What this exercise asks —
• a. In the summary on serial creatinine monitoring, turn the paragraph that begins "A descriptive article proposes" into a short bulleted list that keeps its main facts.
• b. Answer these questions from the summary on serial creatinine monitoring, one line each:
(i) What reference point are serial sCr levels compared against?
(ii) Above what GFR did the prior standard find low tubular secretion of creatinine?
(iii) How many illustrative patient cases are presented?
• c. Pick up the summary on serial creatinine monitoring after its last sentence and continue it.

Source document —
Content starts

Serial serum creatinine monitoring may detect early GFR decline above 60 mL/min before CKD stage 3
A descriptive article proposes an approach for detecting early glomerular filtration rate (GFR) decline above 60 mL/min, before chronic kidney disease (CKD) stage 3. The method involves monitoring serial serum creatinine (sCr) levels referenced to an individual's historical maximum, rather than relying on estimated GFR (eGFR) equations. The authors argue that serial creatinine is more reliable than GFR estimating equations at GFRs above 60 mL/min, referencing a prior standard that found low tubular secretion of creatinine at GFRs above 80 mL/min and suggested observing subtle sCr changes. They explain why this method can extend down to 60 mL/min.
Four illustrative patient cases demonstrate how the sCr method, when it suggests increased risk, can trigger investigation to separate benign processes that alter sCr from a true decline in GFR indicative of pre-chronic kidney disease (preCKD). The authors note the approach appears practical for 'race-free' clinical monitoring and early intervention. No specific safety, tolerability, or adverse event data are reported, as this is a methodological description.

Content ends

Records —

Content starts

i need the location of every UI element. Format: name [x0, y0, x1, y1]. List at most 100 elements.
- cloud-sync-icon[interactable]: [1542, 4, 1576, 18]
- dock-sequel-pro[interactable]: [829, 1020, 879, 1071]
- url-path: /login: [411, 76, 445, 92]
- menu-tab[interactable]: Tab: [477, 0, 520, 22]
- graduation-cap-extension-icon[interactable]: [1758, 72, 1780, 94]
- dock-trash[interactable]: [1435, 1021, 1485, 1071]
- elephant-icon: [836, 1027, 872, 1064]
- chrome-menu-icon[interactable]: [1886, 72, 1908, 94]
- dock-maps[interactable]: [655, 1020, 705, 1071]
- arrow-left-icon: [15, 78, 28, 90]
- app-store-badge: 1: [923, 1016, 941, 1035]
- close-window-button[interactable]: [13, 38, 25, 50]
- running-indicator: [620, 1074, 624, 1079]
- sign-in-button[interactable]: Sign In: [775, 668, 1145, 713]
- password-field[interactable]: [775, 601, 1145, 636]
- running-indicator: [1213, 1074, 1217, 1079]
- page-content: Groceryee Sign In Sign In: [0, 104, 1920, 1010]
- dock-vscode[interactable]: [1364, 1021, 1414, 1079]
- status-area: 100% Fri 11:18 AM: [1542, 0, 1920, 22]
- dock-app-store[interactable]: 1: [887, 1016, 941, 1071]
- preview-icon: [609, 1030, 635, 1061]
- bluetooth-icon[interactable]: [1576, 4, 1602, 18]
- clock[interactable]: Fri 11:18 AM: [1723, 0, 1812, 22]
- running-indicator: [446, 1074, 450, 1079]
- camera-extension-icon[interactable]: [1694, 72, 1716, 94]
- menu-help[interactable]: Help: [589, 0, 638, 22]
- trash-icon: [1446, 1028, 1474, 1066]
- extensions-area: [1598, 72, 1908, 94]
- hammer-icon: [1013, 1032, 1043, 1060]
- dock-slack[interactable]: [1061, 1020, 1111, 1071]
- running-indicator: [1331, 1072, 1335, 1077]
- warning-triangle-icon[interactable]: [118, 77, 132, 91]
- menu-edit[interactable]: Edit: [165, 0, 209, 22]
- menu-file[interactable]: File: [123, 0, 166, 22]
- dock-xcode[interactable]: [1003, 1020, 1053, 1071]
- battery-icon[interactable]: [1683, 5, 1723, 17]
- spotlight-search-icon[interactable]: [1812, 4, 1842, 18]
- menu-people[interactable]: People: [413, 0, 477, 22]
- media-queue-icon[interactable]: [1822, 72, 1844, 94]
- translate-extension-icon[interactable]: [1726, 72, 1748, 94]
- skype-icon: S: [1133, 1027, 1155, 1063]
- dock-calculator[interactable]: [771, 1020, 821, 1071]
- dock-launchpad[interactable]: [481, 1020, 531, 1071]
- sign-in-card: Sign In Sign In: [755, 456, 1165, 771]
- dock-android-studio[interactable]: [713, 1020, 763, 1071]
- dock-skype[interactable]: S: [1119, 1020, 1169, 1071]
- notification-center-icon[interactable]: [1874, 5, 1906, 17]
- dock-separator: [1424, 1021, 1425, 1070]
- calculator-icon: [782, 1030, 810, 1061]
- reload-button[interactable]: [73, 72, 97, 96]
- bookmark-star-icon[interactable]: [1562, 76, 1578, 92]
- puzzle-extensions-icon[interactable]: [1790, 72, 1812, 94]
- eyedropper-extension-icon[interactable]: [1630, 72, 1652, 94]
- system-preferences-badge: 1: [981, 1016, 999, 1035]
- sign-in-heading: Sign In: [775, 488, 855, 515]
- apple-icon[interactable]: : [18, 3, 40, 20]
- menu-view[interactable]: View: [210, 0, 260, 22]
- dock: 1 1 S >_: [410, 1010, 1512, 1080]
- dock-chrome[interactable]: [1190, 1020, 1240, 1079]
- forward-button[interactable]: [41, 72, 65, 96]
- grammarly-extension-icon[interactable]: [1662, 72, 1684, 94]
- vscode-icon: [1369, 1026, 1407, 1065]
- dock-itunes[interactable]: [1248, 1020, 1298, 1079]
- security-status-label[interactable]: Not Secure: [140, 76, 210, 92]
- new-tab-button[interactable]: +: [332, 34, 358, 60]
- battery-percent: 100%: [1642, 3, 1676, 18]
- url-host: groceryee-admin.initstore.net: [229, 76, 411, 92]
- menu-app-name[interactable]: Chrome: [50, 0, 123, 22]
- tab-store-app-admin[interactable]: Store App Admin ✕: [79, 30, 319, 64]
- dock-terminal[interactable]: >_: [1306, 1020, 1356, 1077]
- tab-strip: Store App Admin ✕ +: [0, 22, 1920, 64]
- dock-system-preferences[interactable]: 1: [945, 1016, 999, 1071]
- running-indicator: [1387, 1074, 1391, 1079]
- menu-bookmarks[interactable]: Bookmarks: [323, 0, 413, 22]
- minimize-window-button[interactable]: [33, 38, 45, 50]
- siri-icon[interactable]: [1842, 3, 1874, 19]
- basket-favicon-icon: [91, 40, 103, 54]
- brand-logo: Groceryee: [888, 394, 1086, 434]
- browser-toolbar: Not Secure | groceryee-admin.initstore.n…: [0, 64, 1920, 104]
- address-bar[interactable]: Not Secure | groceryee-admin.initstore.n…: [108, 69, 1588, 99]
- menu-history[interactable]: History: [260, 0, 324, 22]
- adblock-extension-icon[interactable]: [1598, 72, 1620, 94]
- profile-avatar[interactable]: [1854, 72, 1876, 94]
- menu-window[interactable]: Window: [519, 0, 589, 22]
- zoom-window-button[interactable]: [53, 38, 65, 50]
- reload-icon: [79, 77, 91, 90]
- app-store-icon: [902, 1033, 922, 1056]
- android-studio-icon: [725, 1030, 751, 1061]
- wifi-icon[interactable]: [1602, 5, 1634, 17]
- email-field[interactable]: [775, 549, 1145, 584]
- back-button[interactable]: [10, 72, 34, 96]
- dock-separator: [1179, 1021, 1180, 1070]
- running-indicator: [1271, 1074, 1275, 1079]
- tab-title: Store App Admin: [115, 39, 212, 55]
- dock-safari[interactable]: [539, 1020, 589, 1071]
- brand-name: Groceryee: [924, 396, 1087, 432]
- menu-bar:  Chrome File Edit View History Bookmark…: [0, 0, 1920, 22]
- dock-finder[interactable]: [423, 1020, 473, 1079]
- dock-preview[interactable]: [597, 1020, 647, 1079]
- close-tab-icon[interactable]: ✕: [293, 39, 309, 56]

Content ends

Task-by-task answers —
• a.
- Purpose: detect early GFR decline above 60 mL/min, before CKD stage 3.
- Method: monitor serial serum creatinine (sCr) against the individual's historical maximum instead of using eGFR equations.
- Rationale: serial creatinine is argued to be more reliable than estimating equations at GFRs above 60 mL/min.
- Support: a prior standard found low tubular creatinine secretion at GFRs above 80 mL/min and suggested watching for subtle sCr changes.
- Scope: the authors explain why the method can extend down to 60 mL/min.

• b.
(i) The individual's historical maximum sCr.
(ii) Above 80 mL/min.
(iii) Four.

• c.
Key limitations are not explicitly reported, but the article's nature as a descriptive, explanatory piece presenting a method and case examples is a fundamental constraint. The text does not establish causation and references findings from another source without providing new statistical measures of certainty, such as p-values, confidence intervals, or quantitative effect sizes. The practice relevance is restrained; this is not a clinical trial with measured outcomes, and the results are based on re-examining a reference and case examples rather than a controlled study.